Write the data out again, exactly as given.

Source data
★ ★ ★

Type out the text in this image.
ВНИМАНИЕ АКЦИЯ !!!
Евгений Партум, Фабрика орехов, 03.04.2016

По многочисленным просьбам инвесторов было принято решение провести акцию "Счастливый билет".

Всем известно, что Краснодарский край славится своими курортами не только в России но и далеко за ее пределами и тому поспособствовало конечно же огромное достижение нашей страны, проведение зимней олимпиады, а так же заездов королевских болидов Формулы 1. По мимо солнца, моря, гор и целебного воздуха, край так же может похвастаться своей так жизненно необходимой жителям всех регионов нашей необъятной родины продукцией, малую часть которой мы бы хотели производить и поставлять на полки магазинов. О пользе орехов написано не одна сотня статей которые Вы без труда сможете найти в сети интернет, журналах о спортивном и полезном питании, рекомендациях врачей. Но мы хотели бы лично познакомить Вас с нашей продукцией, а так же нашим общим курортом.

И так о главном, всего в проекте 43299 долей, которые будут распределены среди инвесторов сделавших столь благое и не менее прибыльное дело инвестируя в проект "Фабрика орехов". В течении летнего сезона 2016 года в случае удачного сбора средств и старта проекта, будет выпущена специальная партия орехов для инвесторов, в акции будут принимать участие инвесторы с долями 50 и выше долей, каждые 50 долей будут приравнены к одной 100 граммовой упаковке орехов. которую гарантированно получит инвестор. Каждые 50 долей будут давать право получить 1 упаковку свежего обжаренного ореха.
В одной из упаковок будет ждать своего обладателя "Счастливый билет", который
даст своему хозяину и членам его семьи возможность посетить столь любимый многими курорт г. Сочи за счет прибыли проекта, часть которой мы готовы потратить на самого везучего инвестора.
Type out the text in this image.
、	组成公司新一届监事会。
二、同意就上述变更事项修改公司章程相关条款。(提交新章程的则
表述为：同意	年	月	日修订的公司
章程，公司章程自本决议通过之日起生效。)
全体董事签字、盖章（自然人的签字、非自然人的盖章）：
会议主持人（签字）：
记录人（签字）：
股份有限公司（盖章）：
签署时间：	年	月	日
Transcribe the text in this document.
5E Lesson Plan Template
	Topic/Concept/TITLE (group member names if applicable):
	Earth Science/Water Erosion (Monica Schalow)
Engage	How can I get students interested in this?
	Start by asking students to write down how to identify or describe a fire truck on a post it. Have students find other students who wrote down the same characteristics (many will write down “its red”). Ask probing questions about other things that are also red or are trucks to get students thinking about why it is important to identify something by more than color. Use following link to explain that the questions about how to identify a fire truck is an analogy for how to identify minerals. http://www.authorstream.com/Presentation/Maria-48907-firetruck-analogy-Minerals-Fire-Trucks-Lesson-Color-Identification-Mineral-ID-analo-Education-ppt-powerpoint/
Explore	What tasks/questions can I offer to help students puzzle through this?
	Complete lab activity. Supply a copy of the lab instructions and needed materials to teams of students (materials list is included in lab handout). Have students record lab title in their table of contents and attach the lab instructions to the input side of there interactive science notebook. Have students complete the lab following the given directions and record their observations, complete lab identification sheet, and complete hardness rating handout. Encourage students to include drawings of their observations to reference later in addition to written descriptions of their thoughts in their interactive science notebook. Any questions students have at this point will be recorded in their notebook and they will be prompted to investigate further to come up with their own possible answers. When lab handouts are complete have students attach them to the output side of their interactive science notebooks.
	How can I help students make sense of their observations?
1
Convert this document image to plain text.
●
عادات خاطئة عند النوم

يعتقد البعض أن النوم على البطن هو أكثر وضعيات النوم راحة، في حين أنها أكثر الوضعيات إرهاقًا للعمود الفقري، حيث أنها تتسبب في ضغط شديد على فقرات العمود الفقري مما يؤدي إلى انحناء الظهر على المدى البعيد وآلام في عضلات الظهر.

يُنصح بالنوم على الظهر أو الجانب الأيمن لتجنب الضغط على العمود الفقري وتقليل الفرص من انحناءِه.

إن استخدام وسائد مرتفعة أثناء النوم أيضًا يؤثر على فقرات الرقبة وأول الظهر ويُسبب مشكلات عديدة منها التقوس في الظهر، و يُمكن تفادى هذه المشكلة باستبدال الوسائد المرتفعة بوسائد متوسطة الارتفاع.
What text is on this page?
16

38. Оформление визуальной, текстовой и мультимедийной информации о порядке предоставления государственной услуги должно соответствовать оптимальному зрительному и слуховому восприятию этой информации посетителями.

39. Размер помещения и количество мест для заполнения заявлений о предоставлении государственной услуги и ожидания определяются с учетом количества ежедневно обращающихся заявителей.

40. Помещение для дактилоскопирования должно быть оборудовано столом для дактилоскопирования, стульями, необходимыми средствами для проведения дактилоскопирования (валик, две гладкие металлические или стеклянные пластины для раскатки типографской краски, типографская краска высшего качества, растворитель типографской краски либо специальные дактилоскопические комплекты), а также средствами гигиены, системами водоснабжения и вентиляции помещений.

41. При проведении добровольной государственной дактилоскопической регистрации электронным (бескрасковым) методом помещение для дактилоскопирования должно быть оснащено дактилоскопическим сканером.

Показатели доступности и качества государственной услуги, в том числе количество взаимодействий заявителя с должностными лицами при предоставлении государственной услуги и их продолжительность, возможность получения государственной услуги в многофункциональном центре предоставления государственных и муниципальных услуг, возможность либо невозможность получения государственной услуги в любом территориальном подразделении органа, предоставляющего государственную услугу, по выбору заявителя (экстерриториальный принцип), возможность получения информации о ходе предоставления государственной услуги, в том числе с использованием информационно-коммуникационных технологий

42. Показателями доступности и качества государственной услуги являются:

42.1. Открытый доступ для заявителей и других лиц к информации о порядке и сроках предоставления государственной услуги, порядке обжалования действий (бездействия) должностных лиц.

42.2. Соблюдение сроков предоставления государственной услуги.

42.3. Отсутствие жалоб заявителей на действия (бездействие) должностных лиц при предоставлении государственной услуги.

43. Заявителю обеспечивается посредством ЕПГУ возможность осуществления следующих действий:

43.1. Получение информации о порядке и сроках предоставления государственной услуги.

★ ★ ★

• [Finished exercise]:
Type out the text in this image.
ВНИМАНИЕ АКЦИЯ !!!
Евгений Партум, Фабрика орехов, 03.04.2016

По многочисленным просьбам инвесторов было принято решение провести акцию "Счастливый билет".

Всем известно, что Краснодарский край славится своими курортами не только в России но и далеко за ее пределами и тому поспособствовало конечно же огромное достижение нашей страны, проведение зимней олимпиады, а так же заездов королевских болидов Формулы 1. По мимо солнца, моря, гор и целебного воздуха, край так же может похвастаться своей так жизненно необходимой жителям всех регионов нашей необъятной родины продукцией, малую часть которой мы бы хотели производить и поставлять на полки магазинов. О пользе орехов написано не одна сотня статей которые Вы без труда сможете найти в сети интернет, журналах о спортивном и полезном питании, рекомендациях врачей. Но мы хотели бы лично познакомить Вас с нашей продукцией, а так же нашим общим курортом.

И так о главном, всего в проекте 43299 долей, которые будут распределены среди инвесторов сделавших столь благое и не менее прибыльное дело инвестируя в проект "Фабрика орехов". В течении летнего сезона 2016 года в случае удачного сбора средств и старта проекта, будет выпущена специальная партия орехов для инвесторов, в акции будут принимать участие инвесторы с долями 50 и выше долей, каждые 50 долей будут приравнены к одной 100 граммовой упаковке орехов. которую гарантированно получит инвестор. Каждые 50 долей будут давать право получить 1 упаковку свежего обжаренного ореха.
В одной из упаковок будет ждать своего обладателя "Счастливый билет", который
даст своему хозяину и членам его семьи возможность посетить столь любимый многими курорт г. Сочи за счет прибыли проекта, часть которой мы готовы потратить на самого везучего инвестора.
Type out the text in this image.
、	组成公司新一届监事会。
二、同意就上述变更事项修改公司章程相关条款。(提交新章程的则
表述为：同意	年	月	日修订的公司
章程，公司章程自本决议通过之日起生效。)
全体董事签字、盖章（自然人的签字、非自然人的盖章）：
会议主持人（签字）：
记录人（签字）：
股份有限公司（盖章）：
签署时间：	年	月	日
Transcribe the text in this document.
5E Lesson Plan Template
	Topic/Concept/TITLE (group member names if applicable):
	Earth Science/Water Erosion (Monica Schalow)
Engage	How can I get students interested in this?
	Start by asking students to write down how to identify or describe a fire truck on a post it. Have students find other students who wrote down the same characteristics (many will write down “its red”). Ask probing questions about other things that are also red or are trucks to get students thinking about why it is important to identify something by more than color. Use following link to explain that the questions about how to identify a fire truck is an analogy for how to identify minerals. http://www.authorstream.com/Presentation/Maria-48907-firetruck-analogy-Minerals-Fire-Trucks-Lesson-Color-Identification-Mineral-ID-analo-Education-ppt-powerpoint/
Explore	What tasks/questions can I offer to help students puzzle through this?
	Complete lab activity. Supply a copy of the lab instructions and needed materials to teams of students (materials list is included in lab handout). Have students record lab title in their table of contents and attach the lab instructions to the input side of there interactive science notebook. Have students complete the lab following the given directions and record their observations, complete lab identification sheet, and complete hardness rating handout. Encourage students to include drawings of their observations to reference later in addition to written descriptions of their thoughts in their interactive science notebook. Any questions students have at this point will be recorded in their notebook and they will be prompted to investigate further to come up with their own possible answers. When lab handouts are complete have students attach them to the output side of their interactive science notebooks.
	How can I help students make sense of their observations?
1
Convert this document image to plain text.
●
عادات خاطئة عند النوم

يعتقد البعض أن النوم على البطن هو أكثر وضعيات النوم راحة، في حين أنها أكثر الوضعيات إرهاقًا للعمود الفقري، حيث أنها تتسبب في ضغط شديد على فقرات العمود الفقري مما يؤدي إلى انحناء الظهر على المدى البعيد وآلام في عضلات الظهر.

يُنصح بالنوم على الظهر أو الجانب الأيمن لتجنب الضغط على العمود الفقري وتقليل الفرص من انحناءِه.

إن استخدام وسائد مرتفعة أثناء النوم أيضًا يؤثر على فقرات الرقبة وأول الظهر ويُسبب مشكلات عديدة منها التقوس في الظهر، و يُمكن تفادى هذه المشكلة باستبدال الوسائد المرتفعة بوسائد متوسطة الارتفاع.
What text is on this page?
16

38. Оформление визуальной, текстовой и мультимедийной информации о порядке предоставления государственной услуги должно соответствовать оптимальному зрительному и слуховому восприятию этой информации посетителями.

39. Размер помещения и количество мест для заполнения заявлений о предоставлении государственной услуги и ожидания определяются с учетом количества ежедневно обращающихся заявителей.

40. Помещение для дактилоскопирования должно быть оборудовано столом для дактилоскопирования, стульями, необходимыми средствами для проведения дактилоскопирования (валик, две гладкие металлические или стеклянные пластины для раскатки типографской краски, типографская краска высшего качества, растворитель типографской краски либо специальные дактилоскопические комплекты), а также средствами гигиены, системами водоснабжения и вентиляции помещений.

41. При проведении добровольной государственной дактилоскопической регистрации электронным (бескрасковым) методом помещение для дактилоскопирования должно быть оснащено дактилоскопическим сканером.

Показатели доступности и качества государственной услуги, в том числе количество взаимодействий заявителя с должностными лицами при предоставлении государственной услуги и их продолжительность, возможность получения государственной услуги в многофункциональном центре предоставления государственных и муниципальных услуг, возможность либо невозможность получения государственной услуги в любом территориальном подразделении органа, предоставляющего государственную услугу, по выбору заявителя (экстерриториальный принцип), возможность получения информации о ходе предоставления государственной услуги, в том числе с использованием информационно-коммуникационных технологий

42. Показателями доступности и качества государственной услуги являются:

42.1. Открытый доступ для заявителей и других лиц к информации о порядке и сроках предоставления государственной услуги, порядке обжалования действий (бездействия) должностных лиц.

42.2. Соблюдение сроков предоставления государственной услуги.

42.3. Отсутствие жалоб заявителей на действия (бездействие) должностных лиц при предоставлении государственной услуги.

43. Заявителю обеспечивается посредством ЕПГУ возможность осуществления следующих действий:

43.1. Получение информации о порядке и сроках предоставления государственной услуги.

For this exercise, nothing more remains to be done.